Dataset records.
○ ○ ○ ○ ○

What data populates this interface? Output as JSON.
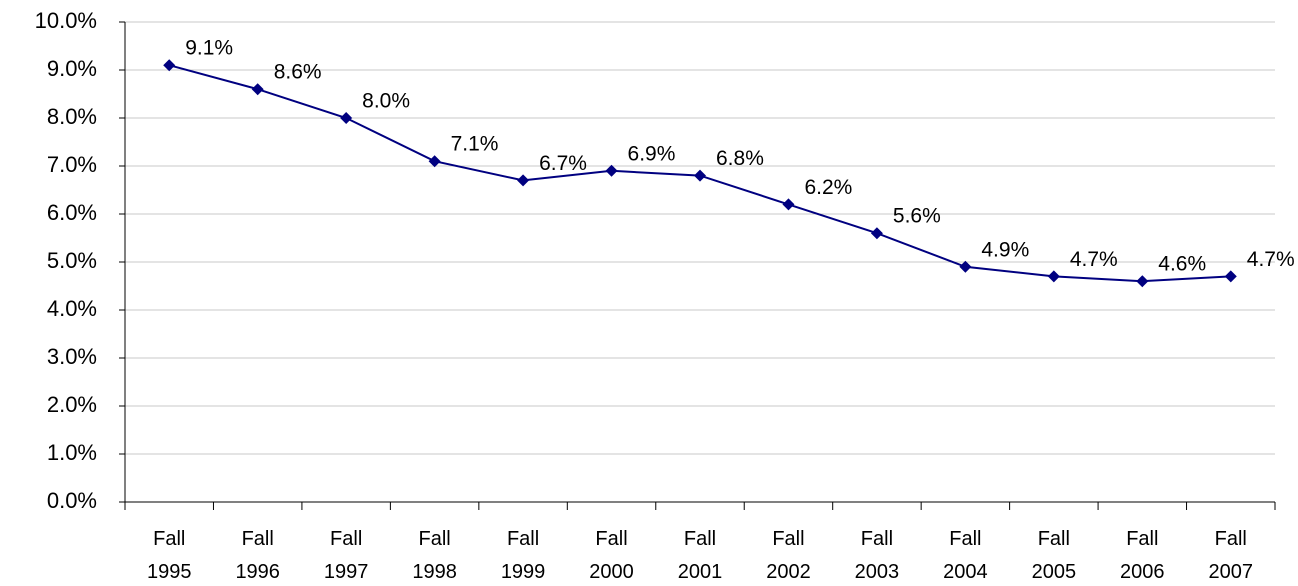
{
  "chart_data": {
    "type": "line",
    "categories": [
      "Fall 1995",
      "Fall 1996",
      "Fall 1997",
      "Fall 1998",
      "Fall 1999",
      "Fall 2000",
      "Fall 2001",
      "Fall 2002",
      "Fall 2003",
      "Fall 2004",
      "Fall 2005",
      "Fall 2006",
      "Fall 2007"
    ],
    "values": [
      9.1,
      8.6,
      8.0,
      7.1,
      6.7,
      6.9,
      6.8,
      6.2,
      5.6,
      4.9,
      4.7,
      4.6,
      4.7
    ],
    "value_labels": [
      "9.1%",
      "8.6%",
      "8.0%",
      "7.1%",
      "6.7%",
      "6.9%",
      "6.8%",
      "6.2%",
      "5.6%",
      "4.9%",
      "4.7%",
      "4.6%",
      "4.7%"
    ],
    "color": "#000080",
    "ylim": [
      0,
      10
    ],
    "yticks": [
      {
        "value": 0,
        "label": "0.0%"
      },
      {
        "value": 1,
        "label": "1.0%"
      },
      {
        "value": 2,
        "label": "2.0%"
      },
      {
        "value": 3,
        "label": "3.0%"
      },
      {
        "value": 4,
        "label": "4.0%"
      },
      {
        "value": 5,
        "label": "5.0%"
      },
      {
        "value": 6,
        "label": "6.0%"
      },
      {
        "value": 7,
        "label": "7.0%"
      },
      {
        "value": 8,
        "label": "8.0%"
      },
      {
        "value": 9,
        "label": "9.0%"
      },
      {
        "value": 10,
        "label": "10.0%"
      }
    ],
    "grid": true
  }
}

○ ○ ○ ○ ○

Challenge. Output all the records, word for word, with no pictures in the copy.

Finished answer.
What data populates this interface? Output as JSON.
{
  "chart_data": {
    "type": "line",
    "categories": [
      "Fall 1995",
      "Fall 1996",
      "Fall 1997",
      "Fall 1998",
      "Fall 1999",
      "Fall 2000",
      "Fall 2001",
      "Fall 2002",
      "Fall 2003",
      "Fall 2004",
      "Fall 2005",
      "Fall 2006",
      "Fall 2007"
    ],
    "values": [
      9.1,
      8.6,
      8.0,
      7.1,
      6.7,
      6.9,
      6.8,
      6.2,
      5.6,
      4.9,
      4.7,
      4.6,
      4.7
    ],
    "value_labels": [
      "9.1%",
      "8.6%",
      "8.0%",
      "7.1%",
      "6.7%",
      "6.9%",
      "6.8%",
      "6.2%",
      "5.6%",
      "4.9%",
      "4.7%",
      "4.6%",
      "4.7%"
    ],
    "color": "#000080",
    "ylim": [
      0,
      10
    ],
    "yticks": [
      {
        "value": 0,
        "label": "0.0%"
      },
      {
        "value": 1,
        "label": "1.0%"
      },
      {
        "value": 2,
        "label": "2.0%"
      },
      {
        "value": 3,
        "label": "3.0%"
      },
      {
        "value": 4,
        "label": "4.0%"
      },
      {
        "value": 5,
        "label": "5.0%"
      },
      {
        "value": 6,
        "label": "6.0%"
      },
      {
        "value": 7,
        "label": "7.0%"
      },
      {
        "value": 8,
        "label": "8.0%"
      },
      {
        "value": 9,
        "label": "9.0%"
      },
      {
        "value": 10,
        "label": "10.0%"
      }
    ],
    "grid": true
  }
}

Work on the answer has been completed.